▶ EXERCISE BRIEF
Each record below should appear again exactly as written.

# Start of RECORDS FOR THIS TASK

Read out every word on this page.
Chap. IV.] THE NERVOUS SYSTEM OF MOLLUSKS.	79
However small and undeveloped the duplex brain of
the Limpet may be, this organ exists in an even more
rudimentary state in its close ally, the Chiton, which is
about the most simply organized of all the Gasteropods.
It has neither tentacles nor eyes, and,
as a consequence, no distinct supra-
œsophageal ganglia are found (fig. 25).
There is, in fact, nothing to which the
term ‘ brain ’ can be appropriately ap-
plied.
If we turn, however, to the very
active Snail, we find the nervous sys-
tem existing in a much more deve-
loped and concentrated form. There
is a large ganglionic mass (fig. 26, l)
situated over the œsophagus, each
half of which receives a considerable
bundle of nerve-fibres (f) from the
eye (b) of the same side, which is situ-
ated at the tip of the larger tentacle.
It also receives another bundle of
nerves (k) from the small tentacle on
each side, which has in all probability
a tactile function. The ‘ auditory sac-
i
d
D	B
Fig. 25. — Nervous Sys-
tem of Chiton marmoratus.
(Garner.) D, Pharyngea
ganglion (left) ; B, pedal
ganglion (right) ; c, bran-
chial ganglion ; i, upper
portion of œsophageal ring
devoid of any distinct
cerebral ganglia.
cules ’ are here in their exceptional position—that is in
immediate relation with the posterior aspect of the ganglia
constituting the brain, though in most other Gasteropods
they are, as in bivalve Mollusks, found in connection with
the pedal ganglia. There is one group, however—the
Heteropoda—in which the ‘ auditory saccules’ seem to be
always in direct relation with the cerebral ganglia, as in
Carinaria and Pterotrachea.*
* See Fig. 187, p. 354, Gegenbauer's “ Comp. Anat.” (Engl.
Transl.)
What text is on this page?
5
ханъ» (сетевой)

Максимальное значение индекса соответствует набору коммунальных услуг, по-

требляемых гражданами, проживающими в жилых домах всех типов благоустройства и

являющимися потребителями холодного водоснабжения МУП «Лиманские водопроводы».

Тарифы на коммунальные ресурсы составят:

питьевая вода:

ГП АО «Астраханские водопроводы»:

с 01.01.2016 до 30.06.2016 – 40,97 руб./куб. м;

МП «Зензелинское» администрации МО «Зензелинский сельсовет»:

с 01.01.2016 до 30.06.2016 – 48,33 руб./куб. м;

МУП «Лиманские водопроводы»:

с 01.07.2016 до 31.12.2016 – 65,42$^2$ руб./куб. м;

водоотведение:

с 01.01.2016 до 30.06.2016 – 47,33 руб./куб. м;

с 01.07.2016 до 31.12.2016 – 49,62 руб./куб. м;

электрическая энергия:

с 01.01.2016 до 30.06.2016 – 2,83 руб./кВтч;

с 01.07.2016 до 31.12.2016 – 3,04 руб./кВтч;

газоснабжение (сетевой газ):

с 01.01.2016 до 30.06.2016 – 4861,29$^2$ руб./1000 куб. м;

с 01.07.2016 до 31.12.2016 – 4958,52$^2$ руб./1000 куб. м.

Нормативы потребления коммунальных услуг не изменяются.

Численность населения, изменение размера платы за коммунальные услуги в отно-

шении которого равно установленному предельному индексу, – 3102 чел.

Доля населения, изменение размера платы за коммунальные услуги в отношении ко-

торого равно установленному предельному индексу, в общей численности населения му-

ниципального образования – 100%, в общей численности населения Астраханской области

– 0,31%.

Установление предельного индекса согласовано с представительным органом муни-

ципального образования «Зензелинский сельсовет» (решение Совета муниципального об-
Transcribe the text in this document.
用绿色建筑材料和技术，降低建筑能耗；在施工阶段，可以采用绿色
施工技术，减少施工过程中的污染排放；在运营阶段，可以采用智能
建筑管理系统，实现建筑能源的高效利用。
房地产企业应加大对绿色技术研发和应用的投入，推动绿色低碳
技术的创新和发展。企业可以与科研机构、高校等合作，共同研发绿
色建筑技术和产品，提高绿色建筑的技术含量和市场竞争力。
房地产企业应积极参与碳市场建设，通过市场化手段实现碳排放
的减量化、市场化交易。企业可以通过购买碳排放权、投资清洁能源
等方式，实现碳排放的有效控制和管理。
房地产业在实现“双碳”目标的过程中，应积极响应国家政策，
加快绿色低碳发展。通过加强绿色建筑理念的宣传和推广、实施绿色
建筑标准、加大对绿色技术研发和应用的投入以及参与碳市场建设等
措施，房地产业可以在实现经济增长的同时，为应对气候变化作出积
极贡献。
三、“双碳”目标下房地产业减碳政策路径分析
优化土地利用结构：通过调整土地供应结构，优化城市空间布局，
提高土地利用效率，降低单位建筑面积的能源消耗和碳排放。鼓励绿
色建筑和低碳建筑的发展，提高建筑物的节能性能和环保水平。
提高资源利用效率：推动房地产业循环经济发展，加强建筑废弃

# End of RECORDS FOR THIS TASK

▶ FULL OUTPUT
Read out every word on this page.
Chap. IV.] THE NERVOUS SYSTEM OF MOLLUSKS.	79
However small and undeveloped the duplex brain of
the Limpet may be, this organ exists in an even more
rudimentary state in its close ally, the Chiton, which is
about the most simply organized of all the Gasteropods.
It has neither tentacles nor eyes, and,
as a consequence, no distinct supra-
œsophageal ganglia are found (fig. 25).
There is, in fact, nothing to which the
term ‘ brain ’ can be appropriately ap-
plied.
If we turn, however, to the very
active Snail, we find the nervous sys-
tem existing in a much more deve-
loped and concentrated form. There
is a large ganglionic mass (fig. 26, l)
situated over the œsophagus, each
half of which receives a considerable
bundle of nerve-fibres (f) from the
eye (b) of the same side, which is situ-
ated at the tip of the larger tentacle.
It also receives another bundle of
nerves (k) from the small tentacle on
each side, which has in all probability
a tactile function. The ‘ auditory sac-
i
d
D	B
Fig. 25. — Nervous Sys-
tem of Chiton marmoratus.
(Garner.) D, Pharyngea
ganglion (left) ; B, pedal
ganglion (right) ; c, bran-
chial ganglion ; i, upper
portion of œsophageal ring
devoid of any distinct
cerebral ganglia.
cules ’ are here in their exceptional position—that is in
immediate relation with the posterior aspect of the ganglia
constituting the brain, though in most other Gasteropods
they are, as in bivalve Mollusks, found in connection with
the pedal ganglia. There is one group, however—the
Heteropoda—in which the ‘ auditory saccules’ seem to be
always in direct relation with the cerebral ganglia, as in
Carinaria and Pterotrachea.*
* See Fig. 187, p. 354, Gegenbauer's “ Comp. Anat.” (Engl.
Transl.)
What text is on this page?
5
ханъ» (сетевой)

Максимальное значение индекса соответствует набору коммунальных услуг, по-

требляемых гражданами, проживающими в жилых домах всех типов благоустройства и

являющимися потребителями холодного водоснабжения МУП «Лиманские водопроводы».

Тарифы на коммунальные ресурсы составят:

питьевая вода:

ГП АО «Астраханские водопроводы»:

с 01.01.2016 до 30.06.2016 – 40,97 руб./куб. м;

МП «Зензелинское» администрации МО «Зензелинский сельсовет»:

с 01.01.2016 до 30.06.2016 – 48,33 руб./куб. м;

МУП «Лиманские водопроводы»:

с 01.07.2016 до 31.12.2016 – 65,42$^2$ руб./куб. м;

водоотведение:

с 01.01.2016 до 30.06.2016 – 47,33 руб./куб. м;

с 01.07.2016 до 31.12.2016 – 49,62 руб./куб. м;

электрическая энергия:

с 01.01.2016 до 30.06.2016 – 2,83 руб./кВтч;

с 01.07.2016 до 31.12.2016 – 3,04 руб./кВтч;

газоснабжение (сетевой газ):

с 01.01.2016 до 30.06.2016 – 4861,29$^2$ руб./1000 куб. м;

с 01.07.2016 до 31.12.2016 – 4958,52$^2$ руб./1000 куб. м.

Нормативы потребления коммунальных услуг не изменяются.

Численность населения, изменение размера платы за коммунальные услуги в отно-

шении которого равно установленному предельному индексу, – 3102 чел.

Доля населения, изменение размера платы за коммунальные услуги в отношении ко-

торого равно установленному предельному индексу, в общей численности населения му-

ниципального образования – 100%, в общей численности населения Астраханской области

– 0,31%.

Установление предельного индекса согласовано с представительным органом муни-

ципального образования «Зензелинский сельсовет» (решение Совета муниципального об-
Transcribe the text in this document.
用绿色建筑材料和技术，降低建筑能耗；在施工阶段，可以采用绿色
施工技术，减少施工过程中的污染排放；在运营阶段，可以采用智能
建筑管理系统，实现建筑能源的高效利用。
房地产企业应加大对绿色技术研发和应用的投入，推动绿色低碳
技术的创新和发展。企业可以与科研机构、高校等合作，共同研发绿
色建筑技术和产品，提高绿色建筑的技术含量和市场竞争力。
房地产企业应积极参与碳市场建设，通过市场化手段实现碳排放
的减量化、市场化交易。企业可以通过购买碳排放权、投资清洁能源
等方式，实现碳排放的有效控制和管理。
房地产业在实现“双碳”目标的过程中，应积极响应国家政策，
加快绿色低碳发展。通过加强绿色建筑理念的宣传和推广、实施绿色
建筑标准、加大对绿色技术研发和应用的投入以及参与碳市场建设等
措施，房地产业可以在实现经济增长的同时，为应对气候变化作出积
极贡献。
三、“双碳”目标下房地产业减碳政策路径分析
优化土地利用结构：通过调整土地供应结构，优化城市空间布局，
提高土地利用效率，降低单位建筑面积的能源消耗和碳排放。鼓励绿
色建筑和低碳建筑的发展，提高建筑物的节能性能和环保水平。
提高资源利用效率：推动房地产业循环经济发展，加强建筑废弃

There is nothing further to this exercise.